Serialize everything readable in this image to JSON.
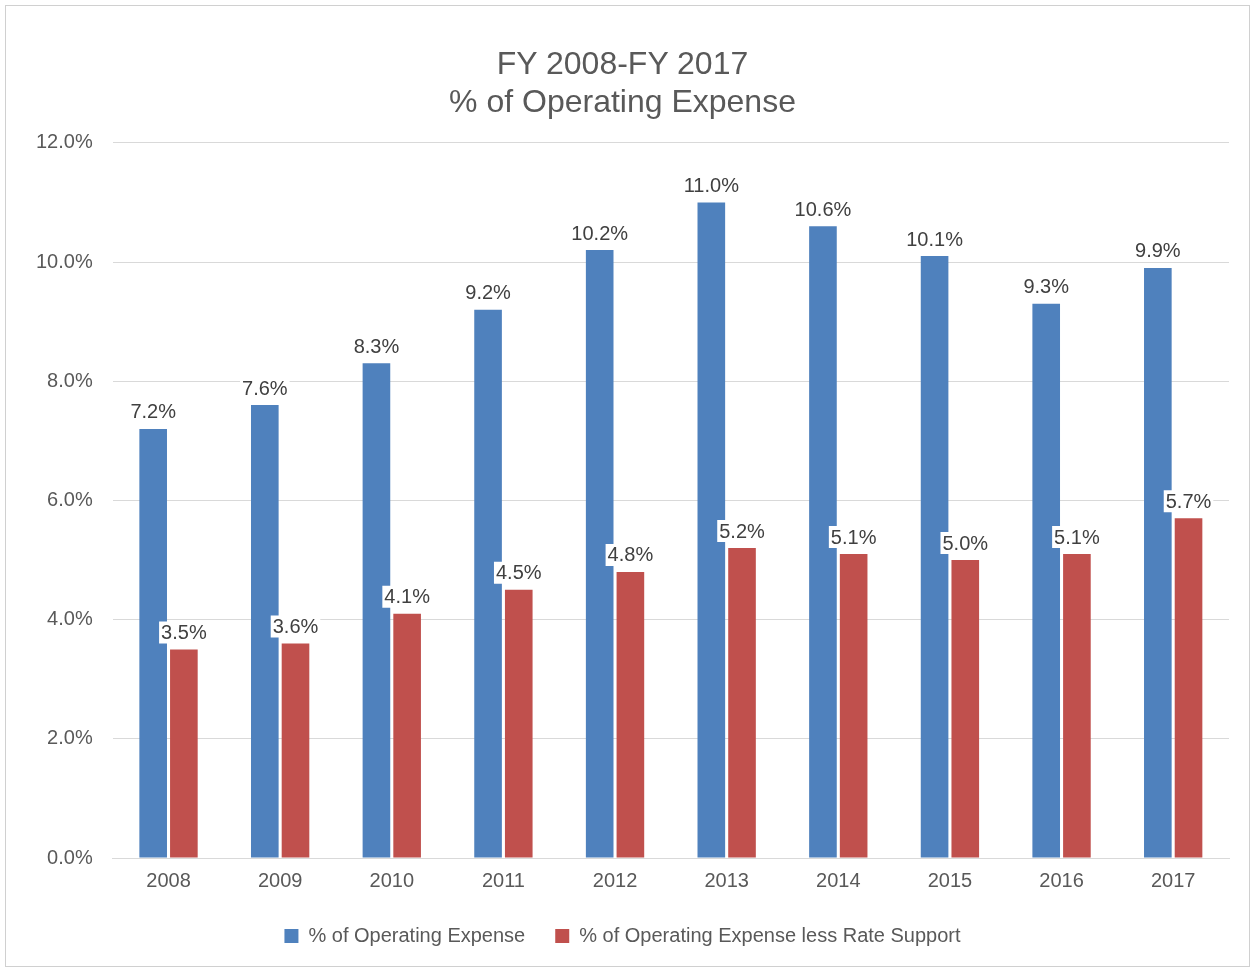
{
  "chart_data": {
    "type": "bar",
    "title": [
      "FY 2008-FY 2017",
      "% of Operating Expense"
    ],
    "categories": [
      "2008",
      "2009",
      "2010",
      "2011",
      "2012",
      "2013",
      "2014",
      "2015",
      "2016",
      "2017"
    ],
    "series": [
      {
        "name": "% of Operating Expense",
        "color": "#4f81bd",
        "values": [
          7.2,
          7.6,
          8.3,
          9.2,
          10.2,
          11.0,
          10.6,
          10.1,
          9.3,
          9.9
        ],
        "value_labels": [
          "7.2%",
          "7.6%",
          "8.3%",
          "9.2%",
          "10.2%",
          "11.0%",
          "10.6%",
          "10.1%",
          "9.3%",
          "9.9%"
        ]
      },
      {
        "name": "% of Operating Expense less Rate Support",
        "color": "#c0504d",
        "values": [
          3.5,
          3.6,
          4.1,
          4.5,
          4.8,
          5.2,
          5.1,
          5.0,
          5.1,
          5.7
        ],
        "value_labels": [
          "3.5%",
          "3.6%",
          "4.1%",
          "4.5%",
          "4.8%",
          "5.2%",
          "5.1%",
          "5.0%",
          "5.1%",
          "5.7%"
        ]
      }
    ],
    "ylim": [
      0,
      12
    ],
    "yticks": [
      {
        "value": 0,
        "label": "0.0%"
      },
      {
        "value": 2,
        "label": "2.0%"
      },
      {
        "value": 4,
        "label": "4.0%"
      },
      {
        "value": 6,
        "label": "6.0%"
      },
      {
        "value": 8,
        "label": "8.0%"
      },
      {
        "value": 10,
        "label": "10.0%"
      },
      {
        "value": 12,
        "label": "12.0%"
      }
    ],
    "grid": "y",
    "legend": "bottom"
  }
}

...

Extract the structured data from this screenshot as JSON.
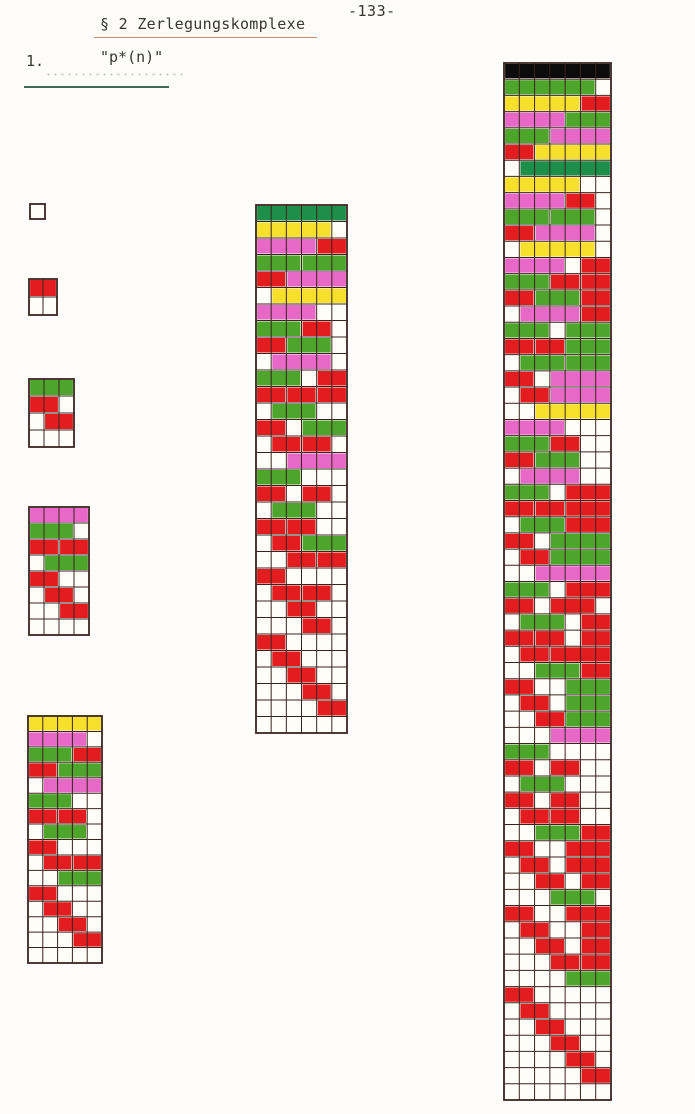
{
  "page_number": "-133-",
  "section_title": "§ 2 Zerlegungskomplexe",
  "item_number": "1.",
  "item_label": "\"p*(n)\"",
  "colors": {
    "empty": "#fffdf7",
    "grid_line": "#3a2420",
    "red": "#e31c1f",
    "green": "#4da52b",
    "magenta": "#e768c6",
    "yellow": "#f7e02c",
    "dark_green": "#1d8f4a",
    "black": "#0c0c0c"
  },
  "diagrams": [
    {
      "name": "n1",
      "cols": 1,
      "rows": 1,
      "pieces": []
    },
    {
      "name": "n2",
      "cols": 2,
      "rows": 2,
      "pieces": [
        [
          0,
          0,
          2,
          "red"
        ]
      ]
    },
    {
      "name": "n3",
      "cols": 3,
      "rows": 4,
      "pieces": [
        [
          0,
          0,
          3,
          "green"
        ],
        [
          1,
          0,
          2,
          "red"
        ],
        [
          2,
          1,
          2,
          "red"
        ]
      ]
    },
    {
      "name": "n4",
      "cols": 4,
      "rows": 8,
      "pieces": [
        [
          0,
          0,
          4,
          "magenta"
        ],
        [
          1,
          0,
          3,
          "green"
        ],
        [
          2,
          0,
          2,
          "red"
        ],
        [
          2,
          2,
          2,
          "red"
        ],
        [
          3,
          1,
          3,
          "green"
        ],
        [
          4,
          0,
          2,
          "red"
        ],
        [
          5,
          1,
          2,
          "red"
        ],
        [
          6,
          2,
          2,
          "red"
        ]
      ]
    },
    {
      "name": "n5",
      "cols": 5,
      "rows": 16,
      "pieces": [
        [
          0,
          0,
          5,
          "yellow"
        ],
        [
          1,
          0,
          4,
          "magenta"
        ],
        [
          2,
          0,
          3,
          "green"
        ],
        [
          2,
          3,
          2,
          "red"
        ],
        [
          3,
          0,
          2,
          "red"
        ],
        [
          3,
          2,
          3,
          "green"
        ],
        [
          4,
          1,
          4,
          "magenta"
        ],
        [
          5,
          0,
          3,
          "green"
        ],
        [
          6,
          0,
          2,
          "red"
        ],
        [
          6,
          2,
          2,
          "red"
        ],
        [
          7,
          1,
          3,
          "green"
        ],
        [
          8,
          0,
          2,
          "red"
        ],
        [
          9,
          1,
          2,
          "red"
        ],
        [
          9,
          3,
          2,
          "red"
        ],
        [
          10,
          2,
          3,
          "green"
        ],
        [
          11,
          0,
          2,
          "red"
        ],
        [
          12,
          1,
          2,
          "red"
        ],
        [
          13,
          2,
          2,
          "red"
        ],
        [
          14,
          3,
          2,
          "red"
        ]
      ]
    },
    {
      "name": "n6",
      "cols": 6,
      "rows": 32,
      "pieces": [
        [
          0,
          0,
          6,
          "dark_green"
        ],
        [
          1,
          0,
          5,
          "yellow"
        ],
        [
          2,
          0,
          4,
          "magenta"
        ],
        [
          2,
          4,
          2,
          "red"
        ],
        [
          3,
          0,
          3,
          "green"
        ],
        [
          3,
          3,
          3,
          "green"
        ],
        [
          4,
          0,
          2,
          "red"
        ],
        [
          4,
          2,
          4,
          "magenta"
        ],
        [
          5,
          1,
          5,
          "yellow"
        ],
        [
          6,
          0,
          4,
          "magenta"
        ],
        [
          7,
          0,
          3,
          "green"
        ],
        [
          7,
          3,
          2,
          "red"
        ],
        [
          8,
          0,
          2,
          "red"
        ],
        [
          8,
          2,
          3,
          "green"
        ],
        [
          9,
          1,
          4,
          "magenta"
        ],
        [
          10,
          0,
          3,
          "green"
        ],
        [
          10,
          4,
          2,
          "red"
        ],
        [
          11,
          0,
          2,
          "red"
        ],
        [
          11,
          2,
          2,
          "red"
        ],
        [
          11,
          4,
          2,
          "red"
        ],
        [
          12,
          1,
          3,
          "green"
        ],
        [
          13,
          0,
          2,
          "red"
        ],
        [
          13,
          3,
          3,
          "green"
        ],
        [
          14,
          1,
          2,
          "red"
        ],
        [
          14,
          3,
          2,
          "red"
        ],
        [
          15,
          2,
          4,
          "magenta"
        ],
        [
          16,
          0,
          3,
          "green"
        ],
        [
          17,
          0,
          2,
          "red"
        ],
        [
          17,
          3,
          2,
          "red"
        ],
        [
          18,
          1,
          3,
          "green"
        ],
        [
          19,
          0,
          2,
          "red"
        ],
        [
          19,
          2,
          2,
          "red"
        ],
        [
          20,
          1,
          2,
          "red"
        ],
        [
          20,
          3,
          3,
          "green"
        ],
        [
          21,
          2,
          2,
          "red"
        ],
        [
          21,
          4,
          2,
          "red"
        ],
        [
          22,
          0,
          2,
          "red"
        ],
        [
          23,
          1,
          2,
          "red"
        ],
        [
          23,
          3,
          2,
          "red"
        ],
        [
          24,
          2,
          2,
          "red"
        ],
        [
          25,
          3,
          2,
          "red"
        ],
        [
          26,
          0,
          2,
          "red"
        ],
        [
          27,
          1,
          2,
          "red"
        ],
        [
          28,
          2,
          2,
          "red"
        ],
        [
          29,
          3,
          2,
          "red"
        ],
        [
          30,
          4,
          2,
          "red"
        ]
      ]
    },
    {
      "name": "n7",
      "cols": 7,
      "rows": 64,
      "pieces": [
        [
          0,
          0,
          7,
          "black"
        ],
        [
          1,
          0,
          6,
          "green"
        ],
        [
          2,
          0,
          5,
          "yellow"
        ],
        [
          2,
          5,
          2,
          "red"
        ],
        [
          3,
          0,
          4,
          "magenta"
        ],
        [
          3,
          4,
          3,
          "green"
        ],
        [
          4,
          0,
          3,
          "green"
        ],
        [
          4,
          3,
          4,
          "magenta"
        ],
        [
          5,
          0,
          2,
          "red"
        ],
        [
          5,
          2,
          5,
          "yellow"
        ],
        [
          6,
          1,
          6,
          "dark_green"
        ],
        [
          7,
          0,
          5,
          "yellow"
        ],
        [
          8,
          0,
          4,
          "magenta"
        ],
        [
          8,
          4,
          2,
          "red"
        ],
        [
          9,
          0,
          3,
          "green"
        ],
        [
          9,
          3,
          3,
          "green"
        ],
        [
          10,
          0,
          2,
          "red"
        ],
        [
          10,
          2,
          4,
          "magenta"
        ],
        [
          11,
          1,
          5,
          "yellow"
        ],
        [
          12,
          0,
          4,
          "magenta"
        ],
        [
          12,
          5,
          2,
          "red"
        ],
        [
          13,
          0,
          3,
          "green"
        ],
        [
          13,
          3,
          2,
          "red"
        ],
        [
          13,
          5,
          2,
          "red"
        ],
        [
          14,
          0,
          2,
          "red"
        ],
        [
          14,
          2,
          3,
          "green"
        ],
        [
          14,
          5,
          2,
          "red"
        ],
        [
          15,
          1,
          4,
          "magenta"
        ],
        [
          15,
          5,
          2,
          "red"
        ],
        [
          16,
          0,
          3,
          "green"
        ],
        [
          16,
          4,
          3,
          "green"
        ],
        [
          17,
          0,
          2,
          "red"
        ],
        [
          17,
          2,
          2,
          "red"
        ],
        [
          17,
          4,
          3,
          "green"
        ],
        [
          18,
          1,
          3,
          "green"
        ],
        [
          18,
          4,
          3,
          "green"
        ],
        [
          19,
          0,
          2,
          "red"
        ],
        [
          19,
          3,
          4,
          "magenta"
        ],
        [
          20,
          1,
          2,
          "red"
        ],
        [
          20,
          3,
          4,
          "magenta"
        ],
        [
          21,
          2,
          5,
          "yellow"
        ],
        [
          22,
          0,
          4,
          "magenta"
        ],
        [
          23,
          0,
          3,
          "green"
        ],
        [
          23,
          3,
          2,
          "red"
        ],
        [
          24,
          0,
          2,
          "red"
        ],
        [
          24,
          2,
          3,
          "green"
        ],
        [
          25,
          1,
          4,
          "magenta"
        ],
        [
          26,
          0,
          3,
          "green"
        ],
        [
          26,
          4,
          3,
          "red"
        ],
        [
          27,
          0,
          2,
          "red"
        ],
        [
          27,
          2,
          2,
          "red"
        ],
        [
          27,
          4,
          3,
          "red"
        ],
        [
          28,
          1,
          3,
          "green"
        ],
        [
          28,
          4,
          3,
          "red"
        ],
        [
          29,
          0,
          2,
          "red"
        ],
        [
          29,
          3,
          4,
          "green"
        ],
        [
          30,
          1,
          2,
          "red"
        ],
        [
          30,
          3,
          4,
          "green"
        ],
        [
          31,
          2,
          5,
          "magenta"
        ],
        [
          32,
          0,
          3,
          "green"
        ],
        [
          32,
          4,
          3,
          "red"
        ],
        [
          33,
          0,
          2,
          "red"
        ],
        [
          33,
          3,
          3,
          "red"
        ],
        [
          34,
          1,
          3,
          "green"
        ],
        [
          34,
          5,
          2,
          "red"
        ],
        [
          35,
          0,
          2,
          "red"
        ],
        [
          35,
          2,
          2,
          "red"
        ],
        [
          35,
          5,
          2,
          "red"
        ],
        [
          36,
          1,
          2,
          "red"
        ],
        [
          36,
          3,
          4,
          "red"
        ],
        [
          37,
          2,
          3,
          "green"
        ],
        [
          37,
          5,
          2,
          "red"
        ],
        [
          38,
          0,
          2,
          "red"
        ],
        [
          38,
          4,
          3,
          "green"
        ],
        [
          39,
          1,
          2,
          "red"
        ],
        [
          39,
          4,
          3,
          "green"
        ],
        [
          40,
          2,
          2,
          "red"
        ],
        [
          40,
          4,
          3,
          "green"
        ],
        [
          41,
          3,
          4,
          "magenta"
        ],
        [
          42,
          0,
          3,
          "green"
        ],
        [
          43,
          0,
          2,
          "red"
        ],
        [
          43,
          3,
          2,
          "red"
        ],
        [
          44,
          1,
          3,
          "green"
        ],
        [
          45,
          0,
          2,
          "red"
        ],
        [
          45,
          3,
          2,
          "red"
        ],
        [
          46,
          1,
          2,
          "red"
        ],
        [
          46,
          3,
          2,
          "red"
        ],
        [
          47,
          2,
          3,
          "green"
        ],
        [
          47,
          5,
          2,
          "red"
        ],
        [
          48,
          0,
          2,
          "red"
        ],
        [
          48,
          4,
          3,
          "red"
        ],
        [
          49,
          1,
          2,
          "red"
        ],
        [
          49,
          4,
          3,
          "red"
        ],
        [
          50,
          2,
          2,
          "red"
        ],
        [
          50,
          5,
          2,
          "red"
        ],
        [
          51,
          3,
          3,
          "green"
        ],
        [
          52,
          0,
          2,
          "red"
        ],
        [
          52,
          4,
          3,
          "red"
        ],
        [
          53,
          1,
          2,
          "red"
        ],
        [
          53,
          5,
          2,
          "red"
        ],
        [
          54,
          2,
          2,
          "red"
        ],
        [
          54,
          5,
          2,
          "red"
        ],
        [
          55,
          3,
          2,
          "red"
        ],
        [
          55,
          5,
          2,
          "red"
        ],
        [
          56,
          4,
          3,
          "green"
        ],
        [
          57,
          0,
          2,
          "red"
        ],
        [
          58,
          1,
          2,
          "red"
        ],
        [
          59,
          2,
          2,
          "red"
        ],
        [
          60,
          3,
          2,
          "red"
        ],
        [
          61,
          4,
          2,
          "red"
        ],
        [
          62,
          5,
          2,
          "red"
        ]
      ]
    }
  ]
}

◆ Set problem ◆
For the listing above, identify each line bearing "rows".

◆ Answer below ◆
      "rows": 1,
      "rows": 2,
      "rows": 4,
      "rows": 8,
      "rows": 16,
      "rows": 32,
      "rows": 64,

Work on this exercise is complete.